TASK DESCRIPTION:
From the entries that follow, pick out all lines holding "insuring".

TASK INPUT:
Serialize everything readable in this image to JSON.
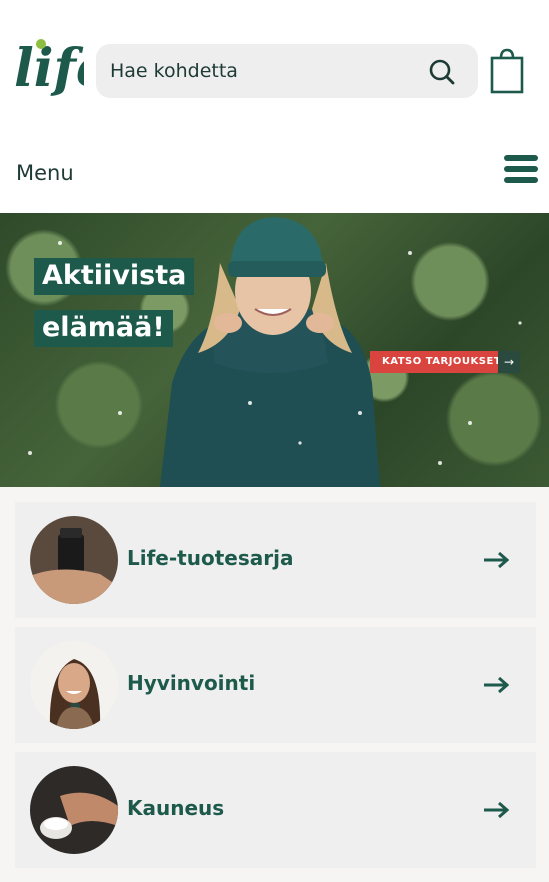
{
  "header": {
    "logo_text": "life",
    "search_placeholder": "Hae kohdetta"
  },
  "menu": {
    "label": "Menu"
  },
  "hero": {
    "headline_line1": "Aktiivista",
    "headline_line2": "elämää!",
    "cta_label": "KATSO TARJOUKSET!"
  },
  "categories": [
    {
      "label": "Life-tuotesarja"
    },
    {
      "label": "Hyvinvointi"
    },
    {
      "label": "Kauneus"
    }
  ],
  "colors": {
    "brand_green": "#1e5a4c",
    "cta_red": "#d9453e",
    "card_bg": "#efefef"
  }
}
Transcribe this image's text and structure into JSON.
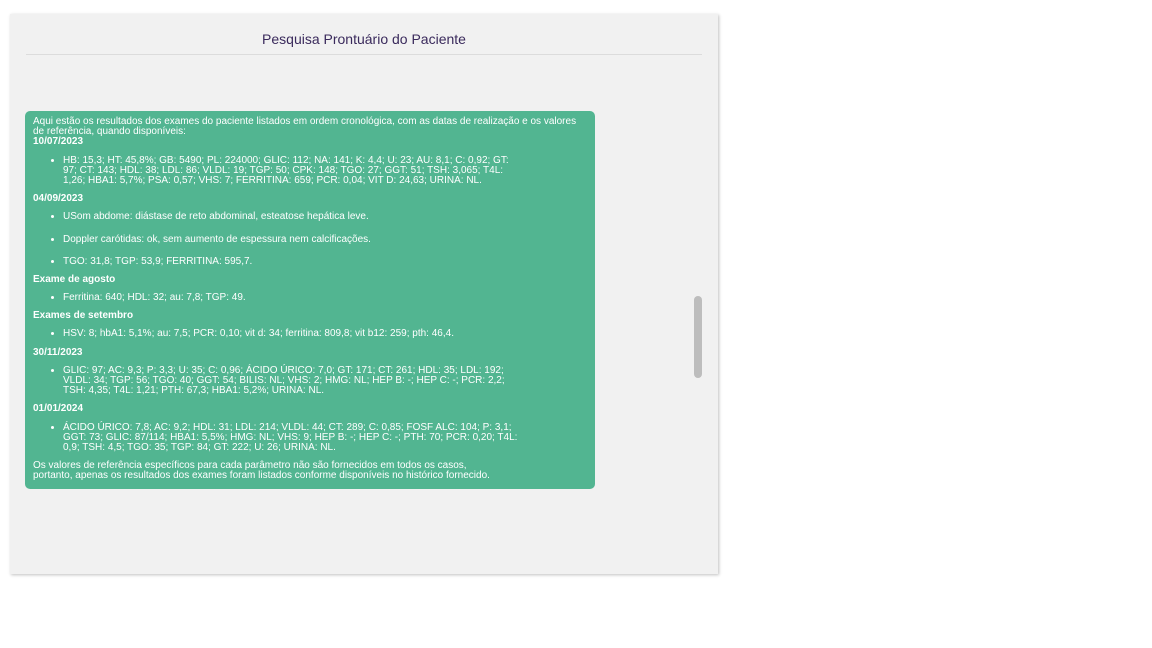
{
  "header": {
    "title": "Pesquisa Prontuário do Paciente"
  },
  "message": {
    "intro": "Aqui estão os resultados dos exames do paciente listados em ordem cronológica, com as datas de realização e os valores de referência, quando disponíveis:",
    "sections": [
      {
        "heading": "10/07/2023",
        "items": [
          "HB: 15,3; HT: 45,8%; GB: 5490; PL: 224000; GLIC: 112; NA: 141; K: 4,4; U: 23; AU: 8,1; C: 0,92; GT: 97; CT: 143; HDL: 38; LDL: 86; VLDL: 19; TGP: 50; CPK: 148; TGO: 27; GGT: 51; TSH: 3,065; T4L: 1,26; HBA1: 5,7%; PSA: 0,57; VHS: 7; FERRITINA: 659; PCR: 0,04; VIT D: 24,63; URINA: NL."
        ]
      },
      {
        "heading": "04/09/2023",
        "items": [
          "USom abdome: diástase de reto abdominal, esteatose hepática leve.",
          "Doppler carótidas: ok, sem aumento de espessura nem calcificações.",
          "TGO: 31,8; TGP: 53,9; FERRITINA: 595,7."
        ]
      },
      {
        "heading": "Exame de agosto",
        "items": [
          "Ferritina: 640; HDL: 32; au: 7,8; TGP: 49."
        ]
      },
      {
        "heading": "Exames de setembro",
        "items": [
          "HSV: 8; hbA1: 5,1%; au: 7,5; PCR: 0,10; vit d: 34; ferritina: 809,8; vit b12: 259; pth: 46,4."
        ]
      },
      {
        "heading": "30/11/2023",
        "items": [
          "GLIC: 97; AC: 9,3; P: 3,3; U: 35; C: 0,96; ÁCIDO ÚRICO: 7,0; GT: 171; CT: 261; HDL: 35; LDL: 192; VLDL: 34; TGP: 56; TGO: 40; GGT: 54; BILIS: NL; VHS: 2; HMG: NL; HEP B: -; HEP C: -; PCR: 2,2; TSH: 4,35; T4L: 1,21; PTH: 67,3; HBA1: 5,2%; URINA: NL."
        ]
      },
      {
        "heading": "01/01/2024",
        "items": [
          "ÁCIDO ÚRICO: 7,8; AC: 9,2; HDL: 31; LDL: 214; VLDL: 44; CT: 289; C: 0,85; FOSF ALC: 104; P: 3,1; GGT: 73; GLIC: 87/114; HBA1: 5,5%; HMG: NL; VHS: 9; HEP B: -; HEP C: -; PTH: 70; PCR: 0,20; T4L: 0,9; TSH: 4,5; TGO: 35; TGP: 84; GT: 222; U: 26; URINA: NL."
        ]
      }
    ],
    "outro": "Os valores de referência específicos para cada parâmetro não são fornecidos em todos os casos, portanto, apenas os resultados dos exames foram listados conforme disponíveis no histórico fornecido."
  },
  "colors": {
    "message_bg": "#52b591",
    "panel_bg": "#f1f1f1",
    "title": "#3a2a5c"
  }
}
==
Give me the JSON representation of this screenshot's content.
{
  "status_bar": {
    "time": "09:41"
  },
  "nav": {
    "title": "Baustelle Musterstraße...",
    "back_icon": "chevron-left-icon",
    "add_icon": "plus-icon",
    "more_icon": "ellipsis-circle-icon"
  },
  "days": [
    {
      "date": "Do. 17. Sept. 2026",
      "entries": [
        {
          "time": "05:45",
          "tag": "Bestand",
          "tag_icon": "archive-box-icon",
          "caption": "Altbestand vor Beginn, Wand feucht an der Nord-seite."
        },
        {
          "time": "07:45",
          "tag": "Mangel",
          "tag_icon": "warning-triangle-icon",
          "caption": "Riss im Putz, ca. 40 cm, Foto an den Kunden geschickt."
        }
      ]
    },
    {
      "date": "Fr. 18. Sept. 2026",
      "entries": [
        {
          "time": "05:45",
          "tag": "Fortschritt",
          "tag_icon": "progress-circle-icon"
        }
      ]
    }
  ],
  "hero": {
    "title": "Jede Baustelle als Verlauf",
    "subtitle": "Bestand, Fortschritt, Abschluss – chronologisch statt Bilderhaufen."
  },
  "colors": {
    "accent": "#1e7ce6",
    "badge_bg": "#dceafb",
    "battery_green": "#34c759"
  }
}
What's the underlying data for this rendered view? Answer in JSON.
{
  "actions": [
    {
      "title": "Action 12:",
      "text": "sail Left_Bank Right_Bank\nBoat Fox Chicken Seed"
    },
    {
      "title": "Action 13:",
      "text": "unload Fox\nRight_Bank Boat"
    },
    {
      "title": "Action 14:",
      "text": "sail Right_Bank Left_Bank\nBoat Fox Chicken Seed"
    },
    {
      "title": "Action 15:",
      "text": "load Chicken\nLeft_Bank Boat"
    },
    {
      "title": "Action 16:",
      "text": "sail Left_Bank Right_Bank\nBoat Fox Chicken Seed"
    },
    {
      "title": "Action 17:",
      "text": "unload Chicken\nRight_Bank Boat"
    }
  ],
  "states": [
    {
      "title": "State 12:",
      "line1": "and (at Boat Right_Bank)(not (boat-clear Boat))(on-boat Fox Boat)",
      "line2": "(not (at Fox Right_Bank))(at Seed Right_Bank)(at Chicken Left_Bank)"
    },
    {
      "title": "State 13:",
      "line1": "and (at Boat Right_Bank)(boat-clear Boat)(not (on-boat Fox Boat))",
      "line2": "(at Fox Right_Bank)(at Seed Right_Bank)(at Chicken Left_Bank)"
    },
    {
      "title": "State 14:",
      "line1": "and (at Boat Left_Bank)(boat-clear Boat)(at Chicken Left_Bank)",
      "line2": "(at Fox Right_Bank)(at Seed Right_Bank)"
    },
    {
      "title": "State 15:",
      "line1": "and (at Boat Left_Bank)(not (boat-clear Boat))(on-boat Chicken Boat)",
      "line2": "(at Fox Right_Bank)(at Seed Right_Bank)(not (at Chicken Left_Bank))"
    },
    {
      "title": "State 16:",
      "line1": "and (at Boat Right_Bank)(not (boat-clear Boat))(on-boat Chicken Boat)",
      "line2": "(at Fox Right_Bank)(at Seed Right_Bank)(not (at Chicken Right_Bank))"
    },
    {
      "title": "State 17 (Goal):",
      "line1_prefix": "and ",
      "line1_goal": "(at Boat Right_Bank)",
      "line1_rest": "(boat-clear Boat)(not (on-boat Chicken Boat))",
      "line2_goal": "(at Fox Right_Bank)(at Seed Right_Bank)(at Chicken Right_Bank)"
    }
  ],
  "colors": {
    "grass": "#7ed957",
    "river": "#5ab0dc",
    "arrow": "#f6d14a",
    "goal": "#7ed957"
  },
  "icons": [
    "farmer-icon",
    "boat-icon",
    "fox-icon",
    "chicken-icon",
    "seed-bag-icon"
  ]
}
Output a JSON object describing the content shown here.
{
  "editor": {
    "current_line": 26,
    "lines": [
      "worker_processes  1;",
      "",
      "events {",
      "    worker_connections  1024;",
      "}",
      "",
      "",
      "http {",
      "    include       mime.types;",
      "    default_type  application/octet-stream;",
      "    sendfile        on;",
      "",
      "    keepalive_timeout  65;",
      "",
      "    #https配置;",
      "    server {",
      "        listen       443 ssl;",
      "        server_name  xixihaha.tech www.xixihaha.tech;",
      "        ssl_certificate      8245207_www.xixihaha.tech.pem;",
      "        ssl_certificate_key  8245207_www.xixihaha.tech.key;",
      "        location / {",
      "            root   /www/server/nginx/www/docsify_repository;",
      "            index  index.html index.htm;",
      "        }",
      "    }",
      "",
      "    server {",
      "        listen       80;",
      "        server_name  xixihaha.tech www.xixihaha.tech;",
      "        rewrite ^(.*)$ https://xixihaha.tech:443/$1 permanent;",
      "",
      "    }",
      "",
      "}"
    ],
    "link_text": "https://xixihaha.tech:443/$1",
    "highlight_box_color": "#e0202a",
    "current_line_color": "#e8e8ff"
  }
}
--
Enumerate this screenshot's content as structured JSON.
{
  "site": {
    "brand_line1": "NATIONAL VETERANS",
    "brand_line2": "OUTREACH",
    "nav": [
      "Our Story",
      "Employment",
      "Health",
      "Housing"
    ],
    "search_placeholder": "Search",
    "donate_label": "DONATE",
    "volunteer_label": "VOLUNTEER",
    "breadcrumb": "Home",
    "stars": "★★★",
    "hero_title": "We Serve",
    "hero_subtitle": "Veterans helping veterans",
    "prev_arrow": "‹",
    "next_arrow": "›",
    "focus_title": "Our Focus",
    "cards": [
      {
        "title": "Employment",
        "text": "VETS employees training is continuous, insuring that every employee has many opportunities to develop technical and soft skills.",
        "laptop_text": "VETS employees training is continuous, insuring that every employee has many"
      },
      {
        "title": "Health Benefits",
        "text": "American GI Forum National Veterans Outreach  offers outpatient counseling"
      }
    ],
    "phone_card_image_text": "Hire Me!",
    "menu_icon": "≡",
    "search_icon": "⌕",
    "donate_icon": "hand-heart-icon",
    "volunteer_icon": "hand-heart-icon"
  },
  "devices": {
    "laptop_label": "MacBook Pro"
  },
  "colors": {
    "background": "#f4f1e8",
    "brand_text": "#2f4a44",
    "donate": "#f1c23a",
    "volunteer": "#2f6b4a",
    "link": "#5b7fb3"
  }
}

FINAL RESULT:
        "text": "VETS employees training is continuous, insuring that every employee has many opportunities to develop technical and soft skills.",
        "laptop_text": "VETS employees training is continuous, insuring that every employee has many"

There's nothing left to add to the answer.